+++ Records to use +++

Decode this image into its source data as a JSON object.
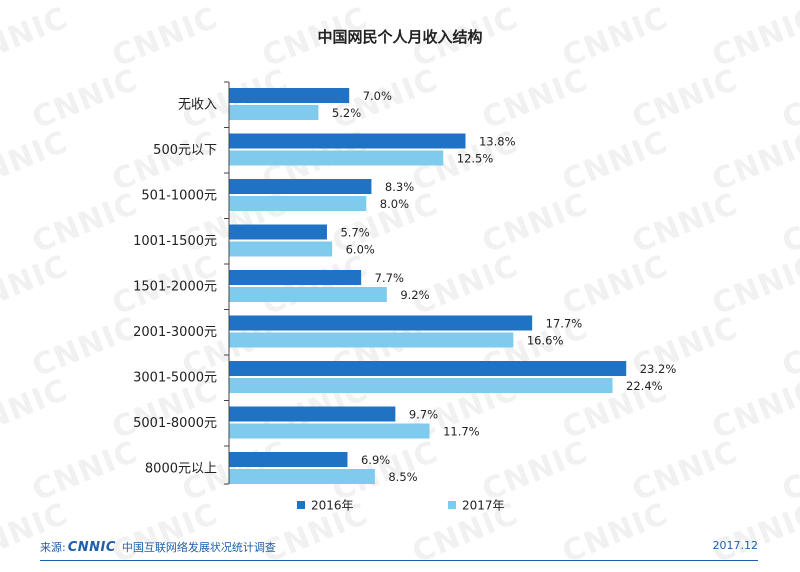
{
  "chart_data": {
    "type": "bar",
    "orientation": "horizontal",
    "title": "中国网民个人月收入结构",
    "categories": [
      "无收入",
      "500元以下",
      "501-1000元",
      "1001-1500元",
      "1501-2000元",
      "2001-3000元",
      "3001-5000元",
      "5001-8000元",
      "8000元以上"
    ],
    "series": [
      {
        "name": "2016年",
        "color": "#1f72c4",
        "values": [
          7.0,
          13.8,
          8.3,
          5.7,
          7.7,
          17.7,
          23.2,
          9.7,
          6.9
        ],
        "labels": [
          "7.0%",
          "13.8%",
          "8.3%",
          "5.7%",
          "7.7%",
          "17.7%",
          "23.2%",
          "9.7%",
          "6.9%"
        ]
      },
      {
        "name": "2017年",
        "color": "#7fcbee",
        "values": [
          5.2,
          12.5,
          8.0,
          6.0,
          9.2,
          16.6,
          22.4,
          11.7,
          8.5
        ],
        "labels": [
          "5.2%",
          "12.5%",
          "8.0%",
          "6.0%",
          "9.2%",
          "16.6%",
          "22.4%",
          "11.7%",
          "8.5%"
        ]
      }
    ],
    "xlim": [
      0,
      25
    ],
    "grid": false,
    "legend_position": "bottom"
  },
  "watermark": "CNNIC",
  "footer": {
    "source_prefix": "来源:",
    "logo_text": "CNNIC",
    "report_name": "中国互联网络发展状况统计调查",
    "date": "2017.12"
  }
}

+++

Given problem:
Set down every record once more, word for word, without pictures.

Finished task:
Decode this image into its source data as a JSON object.
{
  "chart_data": {
    "type": "bar",
    "orientation": "horizontal",
    "title": "中国网民个人月收入结构",
    "categories": [
      "无收入",
      "500元以下",
      "501-1000元",
      "1001-1500元",
      "1501-2000元",
      "2001-3000元",
      "3001-5000元",
      "5001-8000元",
      "8000元以上"
    ],
    "series": [
      {
        "name": "2016年",
        "color": "#1f72c4",
        "values": [
          7.0,
          13.8,
          8.3,
          5.7,
          7.7,
          17.7,
          23.2,
          9.7,
          6.9
        ],
        "labels": [
          "7.0%",
          "13.8%",
          "8.3%",
          "5.7%",
          "7.7%",
          "17.7%",
          "23.2%",
          "9.7%",
          "6.9%"
        ]
      },
      {
        "name": "2017年",
        "color": "#7fcbee",
        "values": [
          5.2,
          12.5,
          8.0,
          6.0,
          9.2,
          16.6,
          22.4,
          11.7,
          8.5
        ],
        "labels": [
          "5.2%",
          "12.5%",
          "8.0%",
          "6.0%",
          "9.2%",
          "16.6%",
          "22.4%",
          "11.7%",
          "8.5%"
        ]
      }
    ],
    "xlim": [
      0,
      25
    ],
    "grid": false,
    "legend_position": "bottom"
  },
  "watermark": "CNNIC",
  "footer": {
    "source_prefix": "来源:",
    "logo_text": "CNNIC",
    "report_name": "中国互联网络发展状况统计调查",
    "date": "2017.12"
  }
}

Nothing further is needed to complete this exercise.